— Begin DATASET RECORDS —

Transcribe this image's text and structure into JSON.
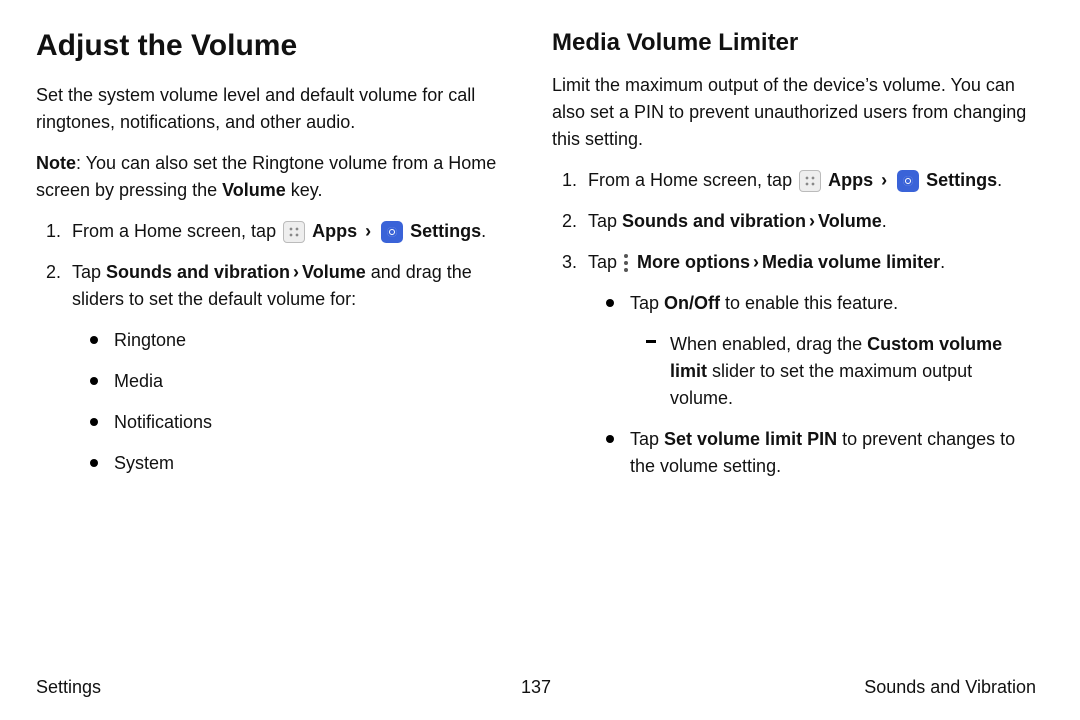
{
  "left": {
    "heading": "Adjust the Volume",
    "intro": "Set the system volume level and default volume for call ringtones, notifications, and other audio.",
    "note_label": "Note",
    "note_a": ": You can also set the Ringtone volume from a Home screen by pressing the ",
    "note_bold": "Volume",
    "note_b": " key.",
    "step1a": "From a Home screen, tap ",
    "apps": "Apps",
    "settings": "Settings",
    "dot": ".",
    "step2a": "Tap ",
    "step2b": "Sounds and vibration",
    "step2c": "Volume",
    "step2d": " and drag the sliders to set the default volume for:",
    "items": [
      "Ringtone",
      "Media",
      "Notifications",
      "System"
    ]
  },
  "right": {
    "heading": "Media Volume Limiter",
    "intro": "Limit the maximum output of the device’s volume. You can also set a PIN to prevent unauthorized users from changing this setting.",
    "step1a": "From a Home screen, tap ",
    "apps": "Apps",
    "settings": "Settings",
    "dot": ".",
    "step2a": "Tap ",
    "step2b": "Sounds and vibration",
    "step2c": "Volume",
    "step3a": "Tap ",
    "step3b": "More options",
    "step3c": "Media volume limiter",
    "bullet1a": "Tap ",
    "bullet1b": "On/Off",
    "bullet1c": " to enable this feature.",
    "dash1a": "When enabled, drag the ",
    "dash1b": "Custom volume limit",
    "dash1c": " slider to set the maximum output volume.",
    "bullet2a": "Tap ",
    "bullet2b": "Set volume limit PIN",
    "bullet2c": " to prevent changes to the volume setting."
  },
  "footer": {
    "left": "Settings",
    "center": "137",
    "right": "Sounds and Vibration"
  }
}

— End DATASET RECORDS —

● PROBLEM DESCRIPTION
Without the pictures, restate all of the entries above verbatim.

● FINISHED EXERCISE
Transcribe this image's text and structure into JSON.
{
  "left": {
    "heading": "Adjust the Volume",
    "intro": "Set the system volume level and default volume for call ringtones, notifications, and other audio.",
    "note_label": "Note",
    "note_a": ": You can also set the Ringtone volume from a Home screen by pressing the ",
    "note_bold": "Volume",
    "note_b": " key.",
    "step1a": "From a Home screen, tap ",
    "apps": "Apps",
    "settings": "Settings",
    "dot": ".",
    "step2a": "Tap ",
    "step2b": "Sounds and vibration",
    "step2c": "Volume",
    "step2d": " and drag the sliders to set the default volume for:",
    "items": [
      "Ringtone",
      "Media",
      "Notifications",
      "System"
    ]
  },
  "right": {
    "heading": "Media Volume Limiter",
    "intro": "Limit the maximum output of the device’s volume. You can also set a PIN to prevent unauthorized users from changing this setting.",
    "step1a": "From a Home screen, tap ",
    "apps": "Apps",
    "settings": "Settings",
    "dot": ".",
    "step2a": "Tap ",
    "step2b": "Sounds and vibration",
    "step2c": "Volume",
    "step3a": "Tap ",
    "step3b": "More options",
    "step3c": "Media volume limiter",
    "bullet1a": "Tap ",
    "bullet1b": "On/Off",
    "bullet1c": " to enable this feature.",
    "dash1a": "When enabled, drag the ",
    "dash1b": "Custom volume limit",
    "dash1c": " slider to set the maximum output volume.",
    "bullet2a": "Tap ",
    "bullet2b": "Set volume limit PIN",
    "bullet2c": " to prevent changes to the volume setting."
  },
  "footer": {
    "left": "Settings",
    "center": "137",
    "right": "Sounds and Vibration"
  }
}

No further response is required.